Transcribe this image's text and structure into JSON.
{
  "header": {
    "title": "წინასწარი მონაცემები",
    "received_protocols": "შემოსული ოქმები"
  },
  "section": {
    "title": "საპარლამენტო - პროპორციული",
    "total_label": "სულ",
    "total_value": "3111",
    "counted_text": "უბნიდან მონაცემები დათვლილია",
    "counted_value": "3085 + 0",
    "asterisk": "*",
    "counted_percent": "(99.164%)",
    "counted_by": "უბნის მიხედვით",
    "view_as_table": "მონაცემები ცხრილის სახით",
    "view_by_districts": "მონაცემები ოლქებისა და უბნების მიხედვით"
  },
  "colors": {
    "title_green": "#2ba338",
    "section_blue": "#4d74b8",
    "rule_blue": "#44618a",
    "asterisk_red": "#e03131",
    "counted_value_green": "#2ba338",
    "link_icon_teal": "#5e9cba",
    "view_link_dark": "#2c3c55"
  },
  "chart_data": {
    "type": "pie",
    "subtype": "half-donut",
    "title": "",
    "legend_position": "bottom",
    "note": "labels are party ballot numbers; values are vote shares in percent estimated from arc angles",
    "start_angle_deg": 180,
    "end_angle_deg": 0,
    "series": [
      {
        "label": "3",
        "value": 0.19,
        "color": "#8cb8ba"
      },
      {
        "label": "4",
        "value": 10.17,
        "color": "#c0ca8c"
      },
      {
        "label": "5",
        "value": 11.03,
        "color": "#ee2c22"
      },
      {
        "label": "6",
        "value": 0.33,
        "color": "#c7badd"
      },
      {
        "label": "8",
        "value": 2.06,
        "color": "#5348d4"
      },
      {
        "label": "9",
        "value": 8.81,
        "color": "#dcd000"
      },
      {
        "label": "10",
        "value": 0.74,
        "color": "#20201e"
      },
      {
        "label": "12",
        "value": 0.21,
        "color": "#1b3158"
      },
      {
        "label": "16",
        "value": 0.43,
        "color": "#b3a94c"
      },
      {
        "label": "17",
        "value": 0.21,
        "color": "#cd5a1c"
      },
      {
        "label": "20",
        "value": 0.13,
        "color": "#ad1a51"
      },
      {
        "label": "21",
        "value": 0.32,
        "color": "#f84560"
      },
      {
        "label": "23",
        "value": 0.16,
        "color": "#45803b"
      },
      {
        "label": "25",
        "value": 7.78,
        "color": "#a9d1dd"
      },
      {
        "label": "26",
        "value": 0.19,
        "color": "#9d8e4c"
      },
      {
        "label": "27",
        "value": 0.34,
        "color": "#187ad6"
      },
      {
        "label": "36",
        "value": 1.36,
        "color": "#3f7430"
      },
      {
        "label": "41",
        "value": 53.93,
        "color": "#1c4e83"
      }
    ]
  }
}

• **What you are asked to do**: Transcribe the data. Leave every line exactly as it is.

• **Worked solution**:
Transcribe this image's text and structure into JSON.
{
  "header": {
    "title": "წინასწარი მონაცემები",
    "received_protocols": "შემოსული ოქმები"
  },
  "section": {
    "title": "საპარლამენტო - პროპორციული",
    "total_label": "სულ",
    "total_value": "3111",
    "counted_text": "უბნიდან მონაცემები დათვლილია",
    "counted_value": "3085 + 0",
    "asterisk": "*",
    "counted_percent": "(99.164%)",
    "counted_by": "უბნის მიხედვით",
    "view_as_table": "მონაცემები ცხრილის სახით",
    "view_by_districts": "მონაცემები ოლქებისა და უბნების მიხედვით"
  },
  "colors": {
    "title_green": "#2ba338",
    "section_blue": "#4d74b8",
    "rule_blue": "#44618a",
    "asterisk_red": "#e03131",
    "counted_value_green": "#2ba338",
    "link_icon_teal": "#5e9cba",
    "view_link_dark": "#2c3c55"
  },
  "chart_data": {
    "type": "pie",
    "subtype": "half-donut",
    "title": "",
    "legend_position": "bottom",
    "note": "labels are party ballot numbers; values are vote shares in percent estimated from arc angles",
    "start_angle_deg": 180,
    "end_angle_deg": 0,
    "series": [
      {
        "label": "3",
        "value": 0.19,
        "color": "#8cb8ba"
      },
      {
        "label": "4",
        "value": 10.17,
        "color": "#c0ca8c"
      },
      {
        "label": "5",
        "value": 11.03,
        "color": "#ee2c22"
      },
      {
        "label": "6",
        "value": 0.33,
        "color": "#c7badd"
      },
      {
        "label": "8",
        "value": 2.06,
        "color": "#5348d4"
      },
      {
        "label": "9",
        "value": 8.81,
        "color": "#dcd000"
      },
      {
        "label": "10",
        "value": 0.74,
        "color": "#20201e"
      },
      {
        "label": "12",
        "value": 0.21,
        "color": "#1b3158"
      },
      {
        "label": "16",
        "value": 0.43,
        "color": "#b3a94c"
      },
      {
        "label": "17",
        "value": 0.21,
        "color": "#cd5a1c"
      },
      {
        "label": "20",
        "value": 0.13,
        "color": "#ad1a51"
      },
      {
        "label": "21",
        "value": 0.32,
        "color": "#f84560"
      },
      {
        "label": "23",
        "value": 0.16,
        "color": "#45803b"
      },
      {
        "label": "25",
        "value": 7.78,
        "color": "#a9d1dd"
      },
      {
        "label": "26",
        "value": 0.19,
        "color": "#9d8e4c"
      },
      {
        "label": "27",
        "value": 0.34,
        "color": "#187ad6"
      },
      {
        "label": "36",
        "value": 1.36,
        "color": "#3f7430"
      },
      {
        "label": "41",
        "value": 53.93,
        "color": "#1c4e83"
      }
    ]
  }
}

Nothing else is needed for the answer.